● **To be done**: Show every line below where "Analysis" can be found.
## START
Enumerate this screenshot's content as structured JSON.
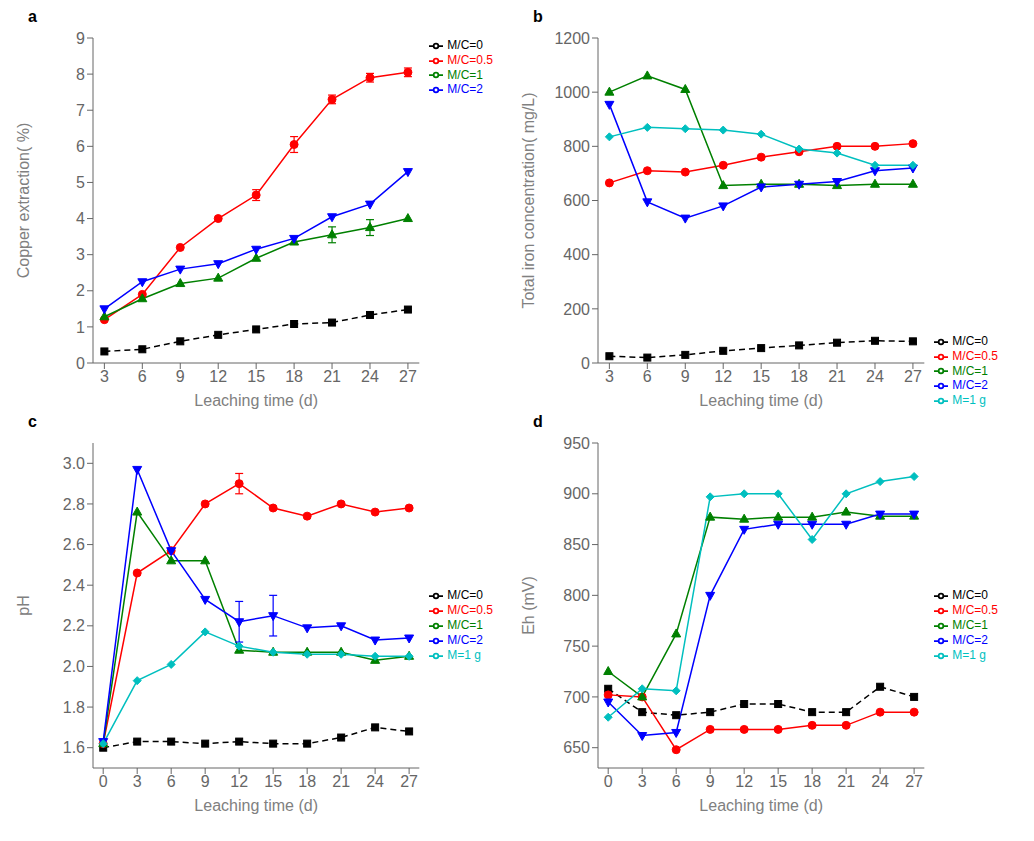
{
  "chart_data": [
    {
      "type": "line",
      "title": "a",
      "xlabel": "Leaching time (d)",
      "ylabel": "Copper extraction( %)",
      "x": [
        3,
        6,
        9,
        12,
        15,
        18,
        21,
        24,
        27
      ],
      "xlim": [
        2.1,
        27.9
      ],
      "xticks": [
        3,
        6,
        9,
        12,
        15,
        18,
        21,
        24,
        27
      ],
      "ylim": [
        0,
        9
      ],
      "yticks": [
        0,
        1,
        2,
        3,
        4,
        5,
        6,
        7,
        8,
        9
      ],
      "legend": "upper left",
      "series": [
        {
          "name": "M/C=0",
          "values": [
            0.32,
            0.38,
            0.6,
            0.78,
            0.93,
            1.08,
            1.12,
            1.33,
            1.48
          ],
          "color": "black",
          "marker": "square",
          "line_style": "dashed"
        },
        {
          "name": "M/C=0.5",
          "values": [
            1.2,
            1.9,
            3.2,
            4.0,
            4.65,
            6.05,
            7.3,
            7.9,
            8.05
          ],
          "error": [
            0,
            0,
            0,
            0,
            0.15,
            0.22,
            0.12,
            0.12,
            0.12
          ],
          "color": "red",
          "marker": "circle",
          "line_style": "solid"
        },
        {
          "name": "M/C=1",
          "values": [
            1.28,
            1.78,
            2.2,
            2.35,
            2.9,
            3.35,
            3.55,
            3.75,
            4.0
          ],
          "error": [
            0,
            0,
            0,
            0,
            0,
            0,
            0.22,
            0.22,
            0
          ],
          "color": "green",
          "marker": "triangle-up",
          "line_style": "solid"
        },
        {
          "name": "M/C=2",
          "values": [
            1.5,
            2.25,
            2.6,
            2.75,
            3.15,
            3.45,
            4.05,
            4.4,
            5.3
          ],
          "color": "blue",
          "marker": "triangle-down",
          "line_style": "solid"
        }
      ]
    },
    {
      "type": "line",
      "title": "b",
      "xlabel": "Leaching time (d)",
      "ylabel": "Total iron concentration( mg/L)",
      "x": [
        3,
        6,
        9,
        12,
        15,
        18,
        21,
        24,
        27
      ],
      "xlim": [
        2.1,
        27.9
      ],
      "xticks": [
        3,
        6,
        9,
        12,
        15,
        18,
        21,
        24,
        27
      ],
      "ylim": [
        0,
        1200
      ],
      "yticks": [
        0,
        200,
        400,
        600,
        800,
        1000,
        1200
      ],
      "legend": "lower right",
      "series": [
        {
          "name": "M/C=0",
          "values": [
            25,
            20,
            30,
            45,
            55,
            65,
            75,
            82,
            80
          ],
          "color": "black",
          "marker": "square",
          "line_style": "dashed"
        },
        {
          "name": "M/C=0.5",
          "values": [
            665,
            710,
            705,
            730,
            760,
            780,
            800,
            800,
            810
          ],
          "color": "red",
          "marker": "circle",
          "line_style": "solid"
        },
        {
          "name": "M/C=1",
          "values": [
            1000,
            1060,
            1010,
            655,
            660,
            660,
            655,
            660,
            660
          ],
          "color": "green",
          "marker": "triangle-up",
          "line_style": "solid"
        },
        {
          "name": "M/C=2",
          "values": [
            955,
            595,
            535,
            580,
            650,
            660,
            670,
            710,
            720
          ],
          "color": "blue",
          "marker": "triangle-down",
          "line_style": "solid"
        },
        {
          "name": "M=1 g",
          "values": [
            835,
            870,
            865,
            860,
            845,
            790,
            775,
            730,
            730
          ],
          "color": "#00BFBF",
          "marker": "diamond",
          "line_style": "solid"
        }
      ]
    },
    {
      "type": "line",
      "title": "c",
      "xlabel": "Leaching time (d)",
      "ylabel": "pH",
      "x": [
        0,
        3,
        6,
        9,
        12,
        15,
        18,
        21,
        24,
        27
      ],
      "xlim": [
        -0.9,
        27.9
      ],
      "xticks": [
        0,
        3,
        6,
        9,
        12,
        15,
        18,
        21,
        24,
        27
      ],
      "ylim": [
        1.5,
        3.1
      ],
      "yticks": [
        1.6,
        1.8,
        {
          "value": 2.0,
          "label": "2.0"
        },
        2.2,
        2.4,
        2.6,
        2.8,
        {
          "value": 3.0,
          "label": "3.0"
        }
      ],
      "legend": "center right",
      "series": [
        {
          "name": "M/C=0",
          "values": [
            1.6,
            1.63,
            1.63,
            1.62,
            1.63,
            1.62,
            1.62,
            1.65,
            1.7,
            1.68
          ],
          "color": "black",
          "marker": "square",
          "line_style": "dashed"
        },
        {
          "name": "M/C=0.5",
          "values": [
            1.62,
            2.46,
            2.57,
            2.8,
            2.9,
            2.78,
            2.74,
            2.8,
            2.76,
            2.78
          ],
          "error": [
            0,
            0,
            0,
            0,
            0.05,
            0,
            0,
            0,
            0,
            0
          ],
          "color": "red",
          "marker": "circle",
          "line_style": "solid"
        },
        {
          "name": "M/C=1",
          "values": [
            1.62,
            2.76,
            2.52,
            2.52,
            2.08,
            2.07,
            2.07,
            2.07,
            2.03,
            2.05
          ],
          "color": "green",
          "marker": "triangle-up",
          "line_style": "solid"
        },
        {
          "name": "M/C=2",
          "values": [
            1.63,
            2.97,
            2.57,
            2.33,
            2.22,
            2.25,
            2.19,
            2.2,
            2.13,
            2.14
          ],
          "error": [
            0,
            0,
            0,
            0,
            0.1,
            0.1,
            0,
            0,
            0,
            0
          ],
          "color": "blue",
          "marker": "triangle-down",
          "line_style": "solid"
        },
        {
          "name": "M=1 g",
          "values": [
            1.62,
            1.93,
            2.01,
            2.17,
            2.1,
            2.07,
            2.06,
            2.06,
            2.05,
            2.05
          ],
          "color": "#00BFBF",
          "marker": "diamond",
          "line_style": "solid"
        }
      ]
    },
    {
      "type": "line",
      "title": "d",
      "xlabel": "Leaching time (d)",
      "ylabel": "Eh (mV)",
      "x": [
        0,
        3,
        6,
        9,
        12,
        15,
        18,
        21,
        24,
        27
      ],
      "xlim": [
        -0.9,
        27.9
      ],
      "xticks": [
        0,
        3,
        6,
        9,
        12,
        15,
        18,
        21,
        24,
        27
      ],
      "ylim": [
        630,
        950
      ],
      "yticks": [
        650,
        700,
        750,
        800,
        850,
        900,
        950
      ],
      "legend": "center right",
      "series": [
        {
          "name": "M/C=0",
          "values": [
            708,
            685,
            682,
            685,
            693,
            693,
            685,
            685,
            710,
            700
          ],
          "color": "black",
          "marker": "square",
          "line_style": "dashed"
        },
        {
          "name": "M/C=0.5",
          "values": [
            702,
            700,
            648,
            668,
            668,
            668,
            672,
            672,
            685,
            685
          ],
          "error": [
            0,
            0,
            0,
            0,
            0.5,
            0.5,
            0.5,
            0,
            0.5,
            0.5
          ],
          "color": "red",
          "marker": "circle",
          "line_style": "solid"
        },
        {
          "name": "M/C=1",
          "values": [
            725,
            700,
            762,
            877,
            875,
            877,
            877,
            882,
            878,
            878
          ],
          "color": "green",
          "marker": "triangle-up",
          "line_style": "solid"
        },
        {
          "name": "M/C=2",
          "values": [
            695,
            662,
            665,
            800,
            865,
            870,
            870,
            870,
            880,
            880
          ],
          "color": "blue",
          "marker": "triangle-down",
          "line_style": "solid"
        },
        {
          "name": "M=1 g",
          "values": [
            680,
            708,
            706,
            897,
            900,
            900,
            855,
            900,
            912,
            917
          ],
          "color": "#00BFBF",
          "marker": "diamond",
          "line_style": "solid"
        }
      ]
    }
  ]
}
## END
## START
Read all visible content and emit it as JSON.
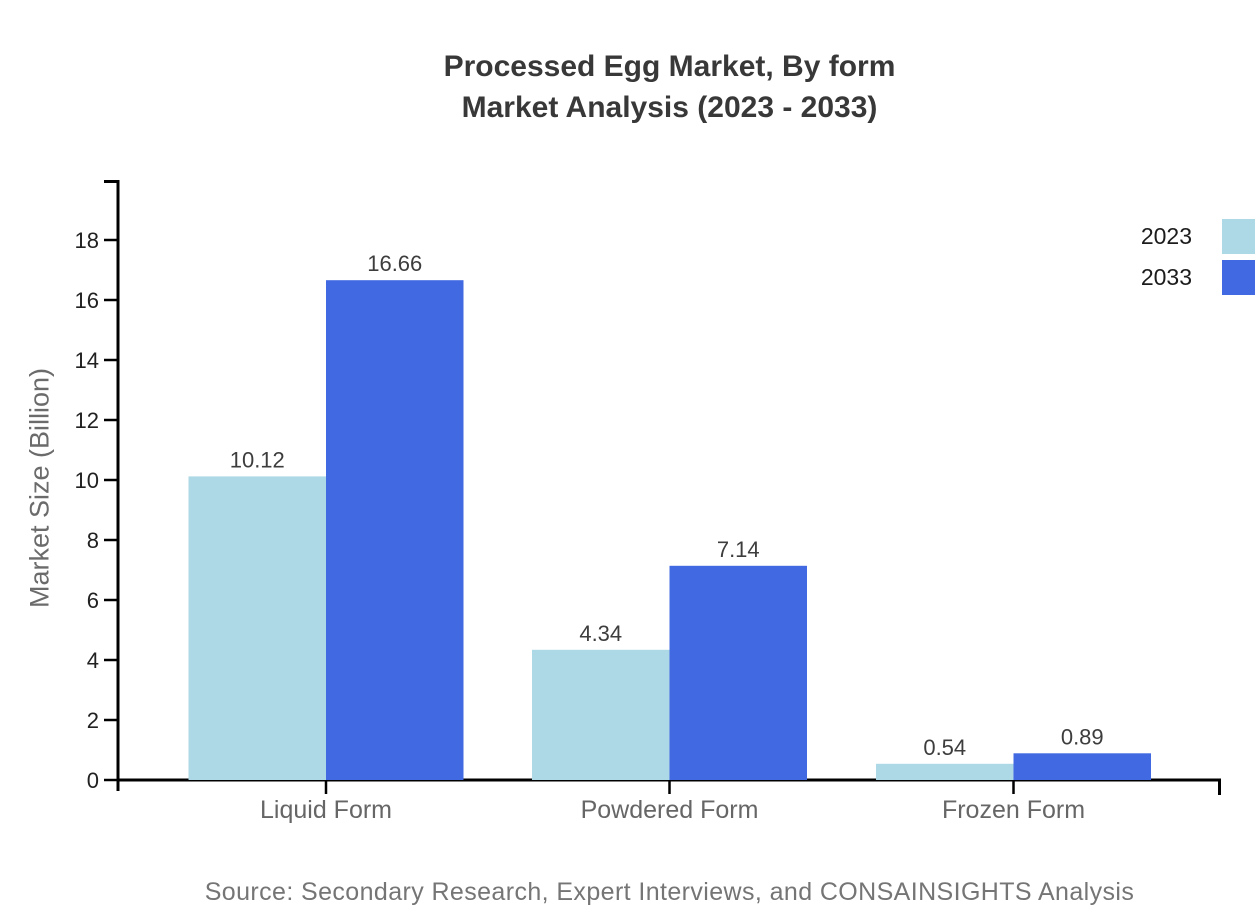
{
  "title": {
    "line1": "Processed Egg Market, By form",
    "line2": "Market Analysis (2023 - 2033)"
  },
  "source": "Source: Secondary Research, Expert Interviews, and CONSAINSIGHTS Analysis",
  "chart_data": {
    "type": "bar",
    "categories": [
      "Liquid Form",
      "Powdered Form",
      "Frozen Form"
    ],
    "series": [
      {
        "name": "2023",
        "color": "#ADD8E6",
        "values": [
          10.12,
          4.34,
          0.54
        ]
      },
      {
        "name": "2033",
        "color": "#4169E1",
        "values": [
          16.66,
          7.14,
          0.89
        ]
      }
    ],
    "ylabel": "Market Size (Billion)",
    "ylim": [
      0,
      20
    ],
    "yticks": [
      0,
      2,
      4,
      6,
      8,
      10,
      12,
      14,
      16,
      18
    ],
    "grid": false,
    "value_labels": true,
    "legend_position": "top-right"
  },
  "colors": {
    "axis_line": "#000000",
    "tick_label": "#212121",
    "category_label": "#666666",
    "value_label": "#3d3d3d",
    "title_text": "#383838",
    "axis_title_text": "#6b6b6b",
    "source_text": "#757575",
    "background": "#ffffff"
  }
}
## END
## START
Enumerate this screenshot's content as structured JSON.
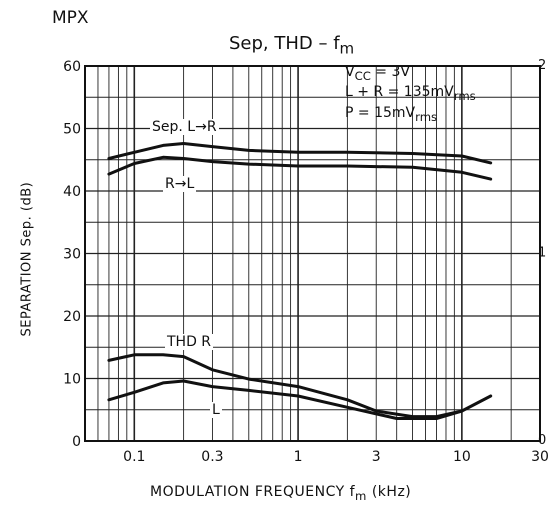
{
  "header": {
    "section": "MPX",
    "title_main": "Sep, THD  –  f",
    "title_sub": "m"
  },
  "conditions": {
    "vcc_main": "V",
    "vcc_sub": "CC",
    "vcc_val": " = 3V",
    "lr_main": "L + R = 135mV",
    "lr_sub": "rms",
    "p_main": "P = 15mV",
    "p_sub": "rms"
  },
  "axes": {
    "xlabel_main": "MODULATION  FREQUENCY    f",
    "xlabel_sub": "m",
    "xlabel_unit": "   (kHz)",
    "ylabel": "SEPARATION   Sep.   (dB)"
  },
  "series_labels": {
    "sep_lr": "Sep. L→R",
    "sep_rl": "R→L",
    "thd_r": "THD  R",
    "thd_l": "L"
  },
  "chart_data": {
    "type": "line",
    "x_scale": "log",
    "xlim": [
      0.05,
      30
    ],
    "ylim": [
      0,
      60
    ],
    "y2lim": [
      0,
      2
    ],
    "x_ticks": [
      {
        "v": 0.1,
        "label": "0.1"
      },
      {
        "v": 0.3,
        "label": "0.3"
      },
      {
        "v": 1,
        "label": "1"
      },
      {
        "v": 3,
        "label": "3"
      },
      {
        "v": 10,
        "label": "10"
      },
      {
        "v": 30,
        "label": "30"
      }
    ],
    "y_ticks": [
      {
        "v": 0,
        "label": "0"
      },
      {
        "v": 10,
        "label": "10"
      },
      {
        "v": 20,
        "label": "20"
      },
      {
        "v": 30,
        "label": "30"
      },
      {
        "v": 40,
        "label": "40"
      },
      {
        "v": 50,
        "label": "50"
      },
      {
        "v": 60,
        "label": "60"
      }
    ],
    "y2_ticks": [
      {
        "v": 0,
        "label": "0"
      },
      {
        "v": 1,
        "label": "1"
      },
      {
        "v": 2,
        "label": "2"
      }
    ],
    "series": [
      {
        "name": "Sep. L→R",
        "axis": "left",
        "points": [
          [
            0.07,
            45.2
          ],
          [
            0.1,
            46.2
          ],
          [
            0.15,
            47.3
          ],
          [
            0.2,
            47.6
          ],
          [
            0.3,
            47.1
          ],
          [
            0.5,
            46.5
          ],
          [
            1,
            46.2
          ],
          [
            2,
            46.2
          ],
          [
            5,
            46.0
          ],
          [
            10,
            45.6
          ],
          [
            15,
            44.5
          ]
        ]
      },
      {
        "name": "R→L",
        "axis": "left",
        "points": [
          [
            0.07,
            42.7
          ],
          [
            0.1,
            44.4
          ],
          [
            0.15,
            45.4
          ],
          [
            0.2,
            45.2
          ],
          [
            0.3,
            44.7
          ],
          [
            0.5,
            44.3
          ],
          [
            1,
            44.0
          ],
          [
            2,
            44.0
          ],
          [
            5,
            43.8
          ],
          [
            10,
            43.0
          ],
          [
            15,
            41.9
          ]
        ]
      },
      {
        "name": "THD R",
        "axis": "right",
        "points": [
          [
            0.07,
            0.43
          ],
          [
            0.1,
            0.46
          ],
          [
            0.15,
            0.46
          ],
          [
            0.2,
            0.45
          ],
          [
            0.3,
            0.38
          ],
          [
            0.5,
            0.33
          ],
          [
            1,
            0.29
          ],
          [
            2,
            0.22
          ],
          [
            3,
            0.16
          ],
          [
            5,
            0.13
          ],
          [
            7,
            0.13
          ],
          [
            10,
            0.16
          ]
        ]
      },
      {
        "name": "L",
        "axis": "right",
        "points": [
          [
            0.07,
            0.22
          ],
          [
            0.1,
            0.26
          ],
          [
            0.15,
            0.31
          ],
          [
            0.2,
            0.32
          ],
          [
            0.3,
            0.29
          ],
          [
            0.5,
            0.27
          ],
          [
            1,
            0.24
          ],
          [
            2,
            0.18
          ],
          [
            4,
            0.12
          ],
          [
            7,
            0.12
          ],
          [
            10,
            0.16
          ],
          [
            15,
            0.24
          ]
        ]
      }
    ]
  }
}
## END
● **Full solution**:
    "line2": "Market Analysis (2023 - 2033)"
  "source": "Source: Secondary Research, Expert Interviews, and CONSAINSIGHTS Analysis",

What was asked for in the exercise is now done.